Quote, without change, all of the lines that follow.

START

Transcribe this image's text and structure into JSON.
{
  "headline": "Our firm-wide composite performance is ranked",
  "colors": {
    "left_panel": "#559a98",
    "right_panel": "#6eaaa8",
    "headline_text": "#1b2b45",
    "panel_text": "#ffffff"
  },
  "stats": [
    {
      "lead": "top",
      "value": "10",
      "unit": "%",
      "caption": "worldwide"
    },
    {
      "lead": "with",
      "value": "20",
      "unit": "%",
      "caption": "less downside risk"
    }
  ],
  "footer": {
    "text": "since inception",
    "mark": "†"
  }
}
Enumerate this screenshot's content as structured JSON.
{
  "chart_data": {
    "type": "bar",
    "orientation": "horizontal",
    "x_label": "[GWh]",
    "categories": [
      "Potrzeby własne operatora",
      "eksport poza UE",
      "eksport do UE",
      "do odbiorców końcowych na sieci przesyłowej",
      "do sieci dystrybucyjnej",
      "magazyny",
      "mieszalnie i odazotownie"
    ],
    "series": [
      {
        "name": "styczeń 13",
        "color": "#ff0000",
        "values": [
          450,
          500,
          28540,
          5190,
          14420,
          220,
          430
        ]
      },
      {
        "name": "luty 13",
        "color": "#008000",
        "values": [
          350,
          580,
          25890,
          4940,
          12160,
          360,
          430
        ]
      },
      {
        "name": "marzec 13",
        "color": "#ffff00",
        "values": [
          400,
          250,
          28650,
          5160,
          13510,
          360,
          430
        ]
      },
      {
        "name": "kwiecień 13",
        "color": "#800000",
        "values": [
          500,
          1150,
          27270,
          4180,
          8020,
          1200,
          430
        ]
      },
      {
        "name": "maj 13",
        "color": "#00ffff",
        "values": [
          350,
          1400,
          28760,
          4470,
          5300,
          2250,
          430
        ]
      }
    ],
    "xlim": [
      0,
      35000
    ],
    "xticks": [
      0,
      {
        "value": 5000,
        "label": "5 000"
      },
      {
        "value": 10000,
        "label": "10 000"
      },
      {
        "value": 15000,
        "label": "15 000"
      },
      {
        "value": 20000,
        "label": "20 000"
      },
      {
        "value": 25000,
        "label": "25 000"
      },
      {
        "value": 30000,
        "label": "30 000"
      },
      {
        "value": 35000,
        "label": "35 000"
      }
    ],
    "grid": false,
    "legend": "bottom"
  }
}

END

▶ Solution for this problem:
Transcribe this image's text and structure into JSON.
{
  "headline": "Our firm-wide composite performance is ranked",
  "colors": {
    "left_panel": "#559a98",
    "right_panel": "#6eaaa8",
    "headline_text": "#1b2b45",
    "panel_text": "#ffffff"
  },
  "stats": [
    {
      "lead": "top",
      "value": "10",
      "unit": "%",
      "caption": "worldwide"
    },
    {
      "lead": "with",
      "value": "20",
      "unit": "%",
      "caption": "less downside risk"
    }
  ],
  "footer": {
    "text": "since inception",
    "mark": "†"
  }
}
Enumerate this screenshot's content as structured JSON.
{
  "chart_data": {
    "type": "bar",
    "orientation": "horizontal",
    "x_label": "[GWh]",
    "categories": [
      "Potrzeby własne operatora",
      "eksport poza UE",
      "eksport do UE",
      "do odbiorców końcowych na sieci przesyłowej",
      "do sieci dystrybucyjnej",
      "magazyny",
      "mieszalnie i odazotownie"
    ],
    "series": [
      {
        "name": "styczeń 13",
        "color": "#ff0000",
        "values": [
          450,
          500,
          28540,
          5190,
          14420,
          220,
          430
        ]
      },
      {
        "name": "luty 13",
        "color": "#008000",
        "values": [
          350,
          580,
          25890,
          4940,
          12160,
          360,
          430
        ]
      },
      {
        "name": "marzec 13",
        "color": "#ffff00",
        "values": [
          400,
          250,
          28650,
          5160,
          13510,
          360,
          430
        ]
      },
      {
        "name": "kwiecień 13",
        "color": "#800000",
        "values": [
          500,
          1150,
          27270,
          4180,
          8020,
          1200,
          430
        ]
      },
      {
        "name": "maj 13",
        "color": "#00ffff",
        "values": [
          350,
          1400,
          28760,
          4470,
          5300,
          2250,
          430
        ]
      }
    ],
    "xlim": [
      0,
      35000
    ],
    "xticks": [
      0,
      {
        "value": 5000,
        "label": "5 000"
      },
      {
        "value": 10000,
        "label": "10 000"
      },
      {
        "value": 15000,
        "label": "15 000"
      },
      {
        "value": 20000,
        "label": "20 000"
      },
      {
        "value": 25000,
        "label": "25 000"
      },
      {
        "value": 30000,
        "label": "30 000"
      },
      {
        "value": 35000,
        "label": "35 000"
      }
    ],
    "grid": false,
    "legend": "bottom"
  }
}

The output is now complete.